### WHAT IS BEING ASKED
Scan the following material for the string "алфавите" and copy each line in which it appears.

(Dataset entries)
===

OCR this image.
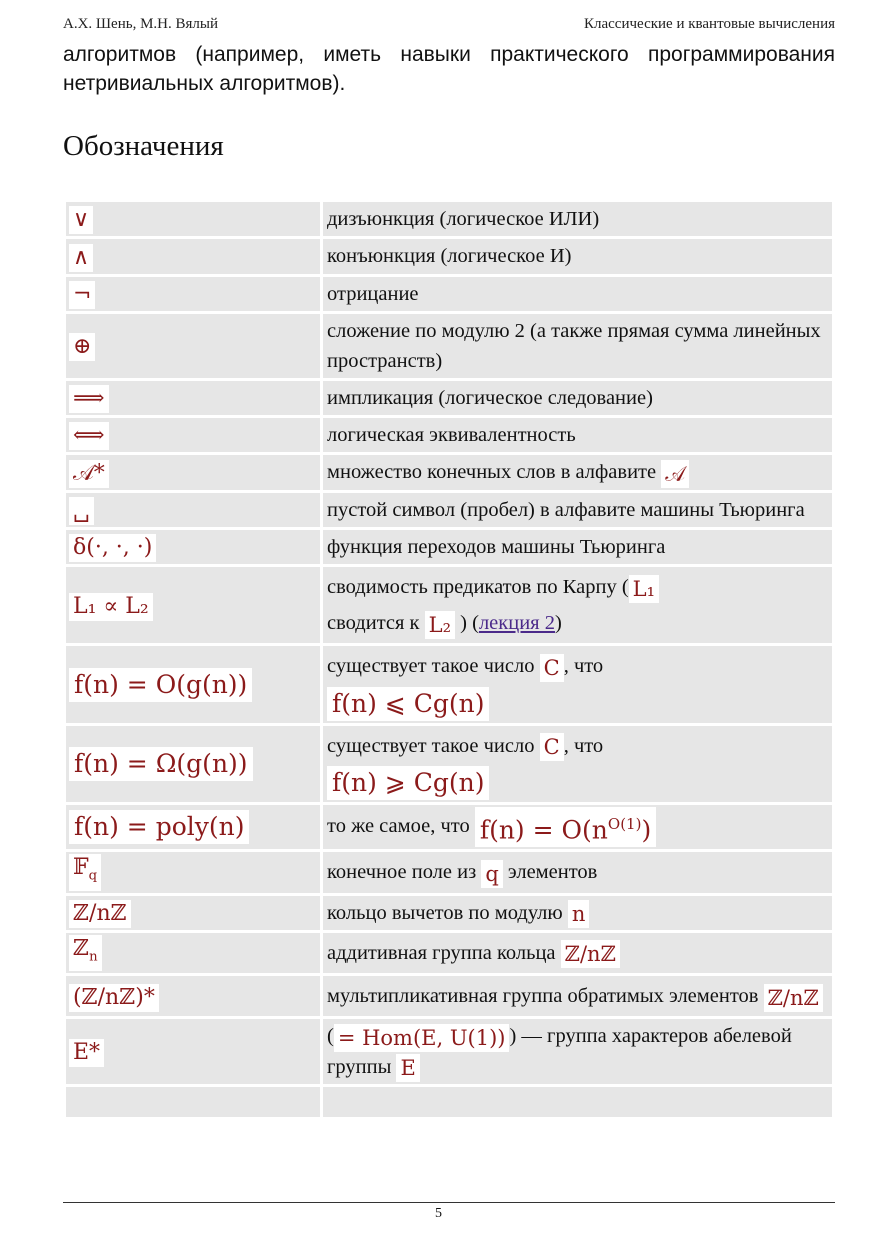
А.Х. Шень, М.Н. Вялый	Классические и квантовые вычисления
алгоритмов (например, иметь навыки практического программирования нетривиальных алгоритмов).
Обозначения
∨	дизъюнкция (логическое ИЛИ)
∧	конъюнкция (логическое И)
¬	отрицание
⊕	сложение по модулю 2 (а также прямая сумма линейных пространств)
⟹	импликация (логическое следование)
⟺	логическая эквивалентность
𝒜*	множество конечных слов в алфавите 𝒜
␣	пустой символ (пробел) в алфавите машины Тьюринга
δ(·, ·, ·)	функция переходов машины Тьюринга
L₁ ∝ L₂	сводимость предикатов по Карпу ( L₁
сводится к L₂ ) (лекция 2)
f(n) = O(g(n))	существует такое число C , что
f(n) ⩽ Cg(n)
f(n) = Ω(g(n))	существует такое число C , что
f(n) ⩾ Cg(n)
f(n) = poly(n)	то же самое, что $f(n) = O(n^{O(1)})$
𝔽$_q$	конечное поле из q элементов
ℤ/nℤ	кольцо вычетов по модулю n
ℤ$_n$	аддитивная группа кольца ℤ/nℤ
(ℤ/nℤ)*	мультипликативная группа обратимых элементов ℤ/nℤ
E*	( = Hom(E, U(1)) ) — группа характеров абелевой группы E

5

===

### CORRECT RESPONSE
𝒜*	множество конечных слов в алфавите 𝒜
␣	пустой символ (пробел) в алфавите машины Тьюринга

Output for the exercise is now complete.